[Start]

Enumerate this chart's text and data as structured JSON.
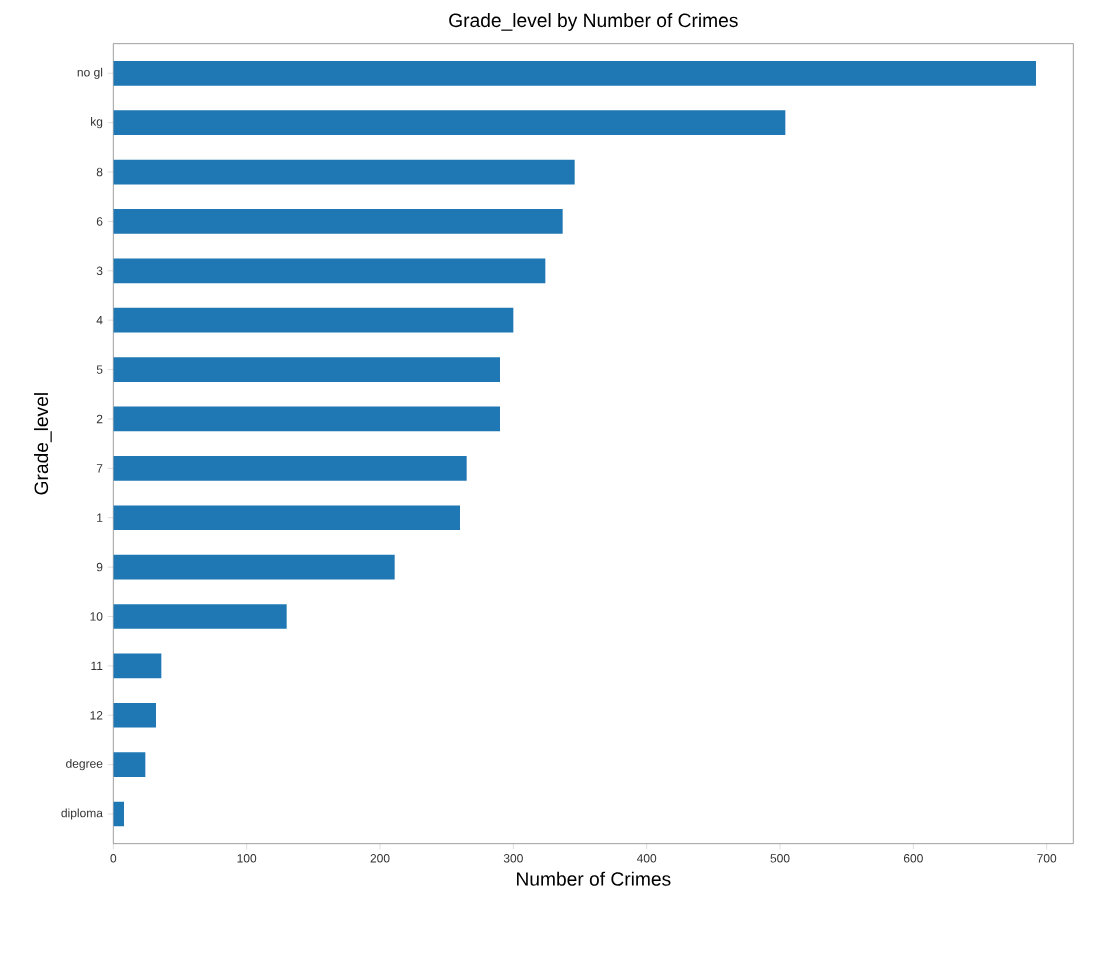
{
  "chart_data": {
    "type": "bar",
    "orientation": "horizontal",
    "title": "Grade_level by Number of Crimes",
    "xlabel": "Number of Crimes",
    "ylabel": "Grade_level",
    "categories": [
      "no gl",
      "kg",
      "8",
      "6",
      "3",
      "4",
      "5",
      "2",
      "7",
      "1",
      "9",
      "10",
      "11",
      "12",
      "degree",
      "diploma"
    ],
    "values": [
      692,
      504,
      346,
      337,
      324,
      300,
      290,
      290,
      265,
      260,
      211,
      130,
      36,
      32,
      24,
      8
    ],
    "color": "#1f77b4",
    "xlim": [
      0,
      720
    ],
    "xticks": [
      0,
      100,
      200,
      300,
      400,
      500,
      600,
      700
    ],
    "grid": false
  }
}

[End]

STATED TASK: Return all the entries word for word, but omit any pictures they contain.

SOLUTION BELOW:
Enumerate this chart's text and data as structured JSON.
{
  "chart_data": {
    "type": "bar",
    "orientation": "horizontal",
    "title": "Grade_level by Number of Crimes",
    "xlabel": "Number of Crimes",
    "ylabel": "Grade_level",
    "categories": [
      "no gl",
      "kg",
      "8",
      "6",
      "3",
      "4",
      "5",
      "2",
      "7",
      "1",
      "9",
      "10",
      "11",
      "12",
      "degree",
      "diploma"
    ],
    "values": [
      692,
      504,
      346,
      337,
      324,
      300,
      290,
      290,
      265,
      260,
      211,
      130,
      36,
      32,
      24,
      8
    ],
    "color": "#1f77b4",
    "xlim": [
      0,
      720
    ],
    "xticks": [
      0,
      100,
      200,
      300,
      400,
      500,
      600,
      700
    ],
    "grid": false
  }
}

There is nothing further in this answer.